**Item position entries**
----

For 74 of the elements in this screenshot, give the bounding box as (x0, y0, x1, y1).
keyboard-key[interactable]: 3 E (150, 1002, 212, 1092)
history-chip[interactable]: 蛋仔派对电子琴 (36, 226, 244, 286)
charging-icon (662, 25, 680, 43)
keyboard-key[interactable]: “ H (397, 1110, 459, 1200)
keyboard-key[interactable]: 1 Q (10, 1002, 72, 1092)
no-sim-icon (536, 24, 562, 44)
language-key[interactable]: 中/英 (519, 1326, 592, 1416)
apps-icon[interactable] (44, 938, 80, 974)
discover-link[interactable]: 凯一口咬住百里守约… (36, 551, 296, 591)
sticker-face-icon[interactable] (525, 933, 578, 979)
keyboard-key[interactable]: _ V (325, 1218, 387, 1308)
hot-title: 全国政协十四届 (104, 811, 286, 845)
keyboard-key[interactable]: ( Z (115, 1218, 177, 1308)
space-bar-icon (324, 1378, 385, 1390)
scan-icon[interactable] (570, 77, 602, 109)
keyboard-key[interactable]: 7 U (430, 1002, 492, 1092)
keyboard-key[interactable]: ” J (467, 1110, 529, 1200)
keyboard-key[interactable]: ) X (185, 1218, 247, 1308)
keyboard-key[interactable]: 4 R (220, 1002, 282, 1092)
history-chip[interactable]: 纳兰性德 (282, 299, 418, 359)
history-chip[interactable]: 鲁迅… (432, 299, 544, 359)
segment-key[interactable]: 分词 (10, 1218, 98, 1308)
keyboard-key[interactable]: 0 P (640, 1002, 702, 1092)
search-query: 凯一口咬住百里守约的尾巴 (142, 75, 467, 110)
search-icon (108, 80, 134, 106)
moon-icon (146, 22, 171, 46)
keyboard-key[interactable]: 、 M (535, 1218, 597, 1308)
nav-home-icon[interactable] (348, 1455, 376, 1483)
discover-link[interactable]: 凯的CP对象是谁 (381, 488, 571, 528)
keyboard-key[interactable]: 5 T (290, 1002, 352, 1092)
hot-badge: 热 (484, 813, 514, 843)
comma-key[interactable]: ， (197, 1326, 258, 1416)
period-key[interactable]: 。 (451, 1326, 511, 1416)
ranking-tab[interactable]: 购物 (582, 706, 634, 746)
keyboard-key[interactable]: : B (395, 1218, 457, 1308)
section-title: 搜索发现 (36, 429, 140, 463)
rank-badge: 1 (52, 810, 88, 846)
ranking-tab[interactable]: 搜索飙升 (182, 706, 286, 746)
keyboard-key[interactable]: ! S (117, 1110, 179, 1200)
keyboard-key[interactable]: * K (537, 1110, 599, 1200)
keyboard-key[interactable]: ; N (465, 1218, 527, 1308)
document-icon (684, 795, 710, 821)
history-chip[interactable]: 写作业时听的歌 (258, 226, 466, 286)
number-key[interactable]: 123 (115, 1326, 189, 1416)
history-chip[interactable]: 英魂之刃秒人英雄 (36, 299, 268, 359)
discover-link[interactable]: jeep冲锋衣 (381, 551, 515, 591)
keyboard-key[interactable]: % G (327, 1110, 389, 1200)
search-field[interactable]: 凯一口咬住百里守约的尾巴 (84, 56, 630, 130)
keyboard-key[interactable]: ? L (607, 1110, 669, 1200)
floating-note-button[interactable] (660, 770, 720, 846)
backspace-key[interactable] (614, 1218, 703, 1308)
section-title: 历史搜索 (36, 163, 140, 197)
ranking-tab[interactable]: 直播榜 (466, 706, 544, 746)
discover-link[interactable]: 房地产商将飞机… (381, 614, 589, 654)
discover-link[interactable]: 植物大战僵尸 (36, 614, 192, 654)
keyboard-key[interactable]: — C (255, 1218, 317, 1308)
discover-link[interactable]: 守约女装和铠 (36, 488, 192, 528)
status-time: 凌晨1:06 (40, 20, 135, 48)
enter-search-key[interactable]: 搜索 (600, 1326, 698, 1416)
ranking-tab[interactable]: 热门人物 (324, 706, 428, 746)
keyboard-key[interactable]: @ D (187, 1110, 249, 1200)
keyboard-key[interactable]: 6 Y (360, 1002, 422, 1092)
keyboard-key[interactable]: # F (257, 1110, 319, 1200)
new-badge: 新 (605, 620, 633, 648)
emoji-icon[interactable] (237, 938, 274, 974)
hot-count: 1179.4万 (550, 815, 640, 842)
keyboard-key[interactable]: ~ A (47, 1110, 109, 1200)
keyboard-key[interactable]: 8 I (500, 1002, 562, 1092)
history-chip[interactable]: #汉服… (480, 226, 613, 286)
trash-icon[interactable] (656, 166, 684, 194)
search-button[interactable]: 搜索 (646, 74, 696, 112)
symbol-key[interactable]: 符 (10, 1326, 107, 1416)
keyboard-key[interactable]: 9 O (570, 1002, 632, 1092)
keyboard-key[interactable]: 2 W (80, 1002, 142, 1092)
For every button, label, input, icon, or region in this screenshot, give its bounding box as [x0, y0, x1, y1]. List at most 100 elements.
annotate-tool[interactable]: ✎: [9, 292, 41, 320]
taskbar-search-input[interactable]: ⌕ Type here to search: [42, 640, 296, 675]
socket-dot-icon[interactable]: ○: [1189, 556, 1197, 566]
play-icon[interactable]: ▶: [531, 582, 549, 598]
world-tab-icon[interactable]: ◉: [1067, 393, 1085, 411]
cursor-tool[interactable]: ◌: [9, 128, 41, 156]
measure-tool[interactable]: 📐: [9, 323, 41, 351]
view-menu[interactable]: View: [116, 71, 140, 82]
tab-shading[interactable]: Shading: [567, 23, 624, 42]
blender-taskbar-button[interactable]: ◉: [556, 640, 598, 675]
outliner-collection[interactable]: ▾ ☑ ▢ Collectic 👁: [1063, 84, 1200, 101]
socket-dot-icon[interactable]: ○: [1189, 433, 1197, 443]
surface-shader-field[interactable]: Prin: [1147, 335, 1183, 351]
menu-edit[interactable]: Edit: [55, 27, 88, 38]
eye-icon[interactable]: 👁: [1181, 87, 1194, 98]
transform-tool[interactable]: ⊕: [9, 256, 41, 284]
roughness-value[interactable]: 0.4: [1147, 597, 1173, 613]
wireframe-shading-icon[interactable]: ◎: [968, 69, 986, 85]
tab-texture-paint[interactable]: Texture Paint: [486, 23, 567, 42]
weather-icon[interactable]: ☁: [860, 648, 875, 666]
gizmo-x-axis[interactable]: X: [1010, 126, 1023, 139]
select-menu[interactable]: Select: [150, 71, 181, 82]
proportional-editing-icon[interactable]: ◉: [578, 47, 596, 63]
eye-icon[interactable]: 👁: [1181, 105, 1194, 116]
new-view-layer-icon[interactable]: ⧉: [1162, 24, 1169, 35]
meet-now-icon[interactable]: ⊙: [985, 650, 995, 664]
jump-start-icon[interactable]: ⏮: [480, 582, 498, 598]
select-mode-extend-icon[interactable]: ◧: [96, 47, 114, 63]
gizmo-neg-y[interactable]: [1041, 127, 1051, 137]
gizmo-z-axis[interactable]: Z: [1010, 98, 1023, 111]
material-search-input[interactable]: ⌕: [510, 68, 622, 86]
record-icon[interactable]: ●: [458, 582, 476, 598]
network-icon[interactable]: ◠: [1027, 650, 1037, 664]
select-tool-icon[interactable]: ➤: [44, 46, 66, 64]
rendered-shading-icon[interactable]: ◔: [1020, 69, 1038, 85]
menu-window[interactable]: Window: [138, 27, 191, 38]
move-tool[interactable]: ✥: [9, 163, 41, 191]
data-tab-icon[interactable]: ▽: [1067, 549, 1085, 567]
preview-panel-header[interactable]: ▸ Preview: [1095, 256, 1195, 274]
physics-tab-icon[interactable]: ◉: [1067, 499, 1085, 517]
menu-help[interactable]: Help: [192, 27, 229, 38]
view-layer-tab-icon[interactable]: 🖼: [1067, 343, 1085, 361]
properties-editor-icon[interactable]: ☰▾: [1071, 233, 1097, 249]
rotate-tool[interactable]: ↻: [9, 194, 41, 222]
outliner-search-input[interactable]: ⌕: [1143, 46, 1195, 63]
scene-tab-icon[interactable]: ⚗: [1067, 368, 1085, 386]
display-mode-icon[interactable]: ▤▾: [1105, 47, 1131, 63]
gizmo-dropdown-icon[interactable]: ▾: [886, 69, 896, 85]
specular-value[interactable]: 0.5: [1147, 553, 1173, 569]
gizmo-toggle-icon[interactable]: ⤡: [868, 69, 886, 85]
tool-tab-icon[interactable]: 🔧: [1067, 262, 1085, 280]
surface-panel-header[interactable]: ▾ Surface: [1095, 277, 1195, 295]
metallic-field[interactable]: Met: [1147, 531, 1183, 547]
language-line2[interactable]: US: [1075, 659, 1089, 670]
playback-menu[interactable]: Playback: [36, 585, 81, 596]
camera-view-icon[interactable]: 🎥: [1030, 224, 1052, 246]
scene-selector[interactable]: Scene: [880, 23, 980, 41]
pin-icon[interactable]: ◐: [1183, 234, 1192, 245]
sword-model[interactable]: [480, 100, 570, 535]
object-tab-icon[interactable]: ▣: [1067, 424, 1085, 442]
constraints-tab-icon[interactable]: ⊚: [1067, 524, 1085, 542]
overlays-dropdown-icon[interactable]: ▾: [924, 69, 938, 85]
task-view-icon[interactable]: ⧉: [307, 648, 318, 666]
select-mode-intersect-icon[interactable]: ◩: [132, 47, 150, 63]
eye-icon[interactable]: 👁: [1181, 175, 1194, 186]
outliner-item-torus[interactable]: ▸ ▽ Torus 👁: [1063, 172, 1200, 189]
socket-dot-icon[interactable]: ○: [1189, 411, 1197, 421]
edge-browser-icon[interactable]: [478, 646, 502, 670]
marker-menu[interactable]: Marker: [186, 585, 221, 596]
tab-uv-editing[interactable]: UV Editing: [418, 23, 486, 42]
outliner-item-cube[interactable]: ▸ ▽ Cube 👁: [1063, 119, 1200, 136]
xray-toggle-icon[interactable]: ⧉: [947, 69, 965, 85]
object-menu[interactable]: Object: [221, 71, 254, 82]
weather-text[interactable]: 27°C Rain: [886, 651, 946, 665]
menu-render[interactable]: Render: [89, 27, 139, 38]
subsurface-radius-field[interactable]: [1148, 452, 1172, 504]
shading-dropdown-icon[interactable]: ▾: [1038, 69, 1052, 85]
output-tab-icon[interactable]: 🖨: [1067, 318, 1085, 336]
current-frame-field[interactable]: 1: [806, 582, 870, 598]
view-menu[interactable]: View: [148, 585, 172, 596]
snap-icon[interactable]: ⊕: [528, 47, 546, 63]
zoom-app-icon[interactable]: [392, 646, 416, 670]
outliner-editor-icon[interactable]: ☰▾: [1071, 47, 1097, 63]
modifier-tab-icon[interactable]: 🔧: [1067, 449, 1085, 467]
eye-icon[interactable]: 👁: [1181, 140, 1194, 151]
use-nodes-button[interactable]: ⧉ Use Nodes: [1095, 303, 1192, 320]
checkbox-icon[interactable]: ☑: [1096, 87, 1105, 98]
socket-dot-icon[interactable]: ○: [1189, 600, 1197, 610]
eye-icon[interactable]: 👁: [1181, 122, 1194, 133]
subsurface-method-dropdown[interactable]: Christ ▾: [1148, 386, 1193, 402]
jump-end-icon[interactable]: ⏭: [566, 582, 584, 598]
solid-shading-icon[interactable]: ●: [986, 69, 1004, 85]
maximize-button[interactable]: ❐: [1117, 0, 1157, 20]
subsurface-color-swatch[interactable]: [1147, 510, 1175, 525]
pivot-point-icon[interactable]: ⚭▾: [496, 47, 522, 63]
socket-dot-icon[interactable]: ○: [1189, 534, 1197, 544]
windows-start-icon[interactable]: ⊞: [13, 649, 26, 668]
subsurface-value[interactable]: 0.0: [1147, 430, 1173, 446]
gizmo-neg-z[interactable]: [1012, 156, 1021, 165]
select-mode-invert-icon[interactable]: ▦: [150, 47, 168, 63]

----

**Do this**
Edit the lines from the first one above through the line holding "keyboard-key[interactable]: 1 Q", both included, so that "keyboard-key" becomes "input-key" everywhere in them. Change nothing else.

**Response to this exercise**
For 74 of the elements in this screenshot, give the bounding box as (x0, y0, x1, y1).
input-key[interactable]: 3 E (150, 1002, 212, 1092)
history-chip[interactable]: 蛋仔派对电子琴 (36, 226, 244, 286)
charging-icon (662, 25, 680, 43)
input-key[interactable]: “ H (397, 1110, 459, 1200)
input-key[interactable]: 1 Q (10, 1002, 72, 1092)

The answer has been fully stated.